**Given exercise:** Gather each line in the entries that includes the string "установление".

**Raw records:**
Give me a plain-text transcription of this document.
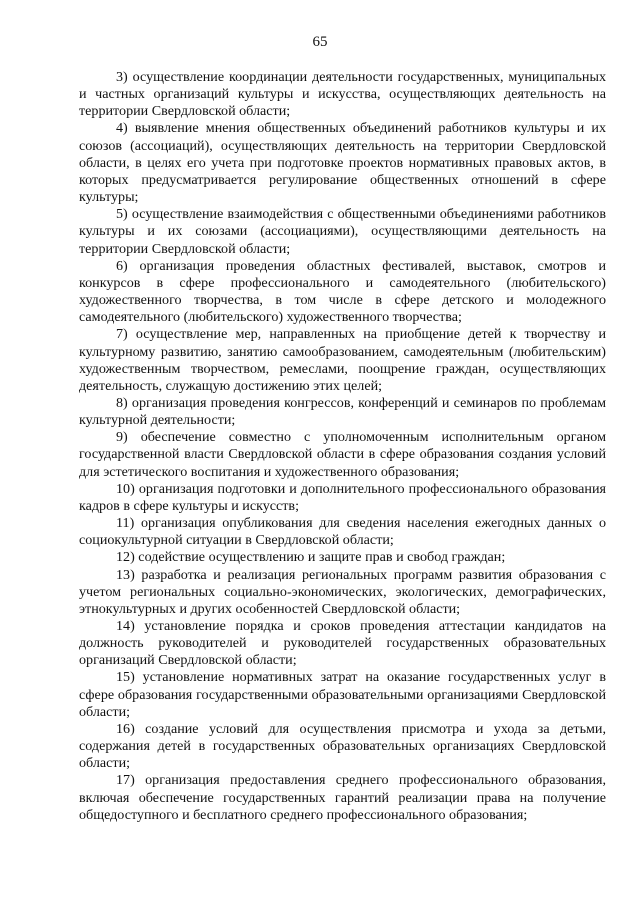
65

3) осуществление координации деятельности государственных, муниципальных и частных организаций культуры и искусства, осуществляющих деятельность на территории Свердловской области;

4) выявление мнения общественных объединений работников культуры и их союзов (ассоциаций), осуществляющих деятельность на территории Свердловской области, в целях его учета при подготовке проектов нормативных правовых актов, в которых предусматривается регулирование общественных отношений в сфере культуры;

5) осуществление взаимодействия с общественными объединениями работников культуры и их союзами (ассоциациями), осуществляющими деятельность на территории Свердловской области;

6) организация проведения областных фестивалей, выставок, смотров и конкурсов в сфере профессионального и самодеятельного (любительского) художественного творчества, в том числе в сфере детского и молодежного самодеятельного (любительского) художественного творчества;

7) осуществление мер, направленных на приобщение детей к творчеству и культурному развитию, занятию самообразованием, самодеятельным (любительским) художественным творчеством, ремеслами, поощрение граждан, осуществляющих деятельность, служащую достижению этих целей;

8) организация проведения конгрессов, конференций и семинаров по проблемам культурной деятельности;

9) обеспечение совместно с уполномоченным исполнительным органом государственной власти Свердловской области в сфере образования создания условий для эстетического воспитания и художественного образования;

10) организация подготовки и дополнительного профессионального образования кадров в сфере культуры и искусств;

11) организация опубликования для сведения населения ежегодных данных о социокультурной ситуации в Свердловской области;

12) содействие осуществлению и защите прав и свобод граждан;

13) разработка и реализация региональных программ развития образования с учетом региональных социально-экономических, экологических, демографических, этнокультурных и других особенностей Свердловской области;

14) установление порядка и сроков проведения аттестации кандидатов на должность руководителей и руководителей государственных образовательных организаций Свердловской области;

15) установление нормативных затрат на оказание государственных услуг в сфере образования государственными образовательными организациями Свердловской области;

16) создание условий для осуществления присмотра и ухода за детьми, содержания детей в государственных образовательных организациях Свердловской области;

17) организация предоставления среднего профессионального образования, включая обеспечение государственных гарантий реализации права на получение общедоступного и бесплатного среднего профессионального образования;
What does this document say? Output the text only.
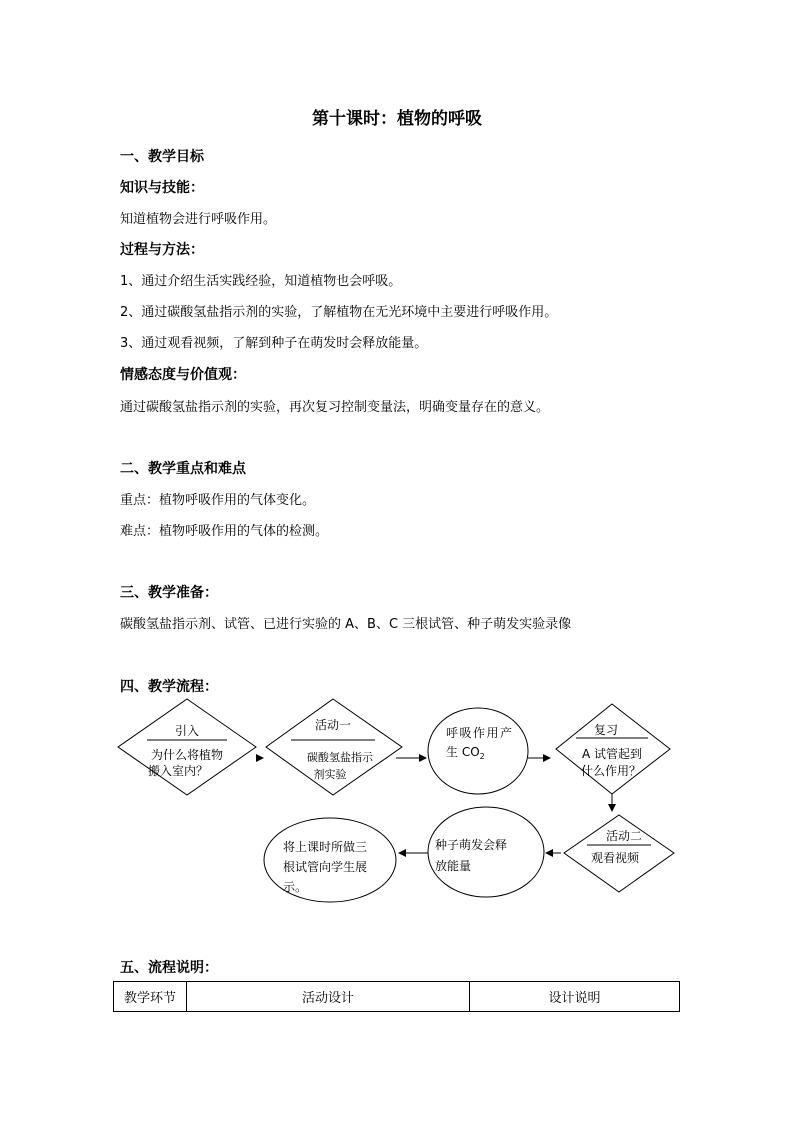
第十课时：植物的呼吸
一、教学目标
知识与技能：
知道植物会进行呼吸作用。
过程与方法：
1、通过介绍生活实践经验，知道植物也会呼吸。
2、通过碳酸氢盐指示剂的实验，了解植物在无光环境中主要进行呼吸作用。
3、通过观看视频，了解到种子在萌发时会释放能量。
情感态度与价值观：
通过碳酸氢盐指示剂的实验，再次复习控制变量法，明确变量存在的意义。
二、教学重点和难点
重点：植物呼吸作用的气体变化。
难点：植物呼吸作用的气体的检测。
三、教学准备：
碳酸氢盐指示剂、试管、已进行实验的 A、B、C 三根试管、种子萌发实验录像
四、教学流程：
引入
为什么将植物
搬入室内？
活动一
碳酸氢盐指示
剂实验
呼吸作用产
生 $CO_2$
复习
A 试管起到
什么作用？
活动二
观看视频
种子萌发会释
放能量
将上课时所做三
根试管向学生展
示。
五、流程说明：
教学环节	活动设计	设计说明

**Exercise result:**
14) установление порядка и сроков проведения аттестации кандидатов на должность руководителей и руководителей государственных образовательных организаций Свердловской области;
15) установление нормативных затрат на оказание государственных услуг в сфере образования государственными образовательными организациями Свердловской области;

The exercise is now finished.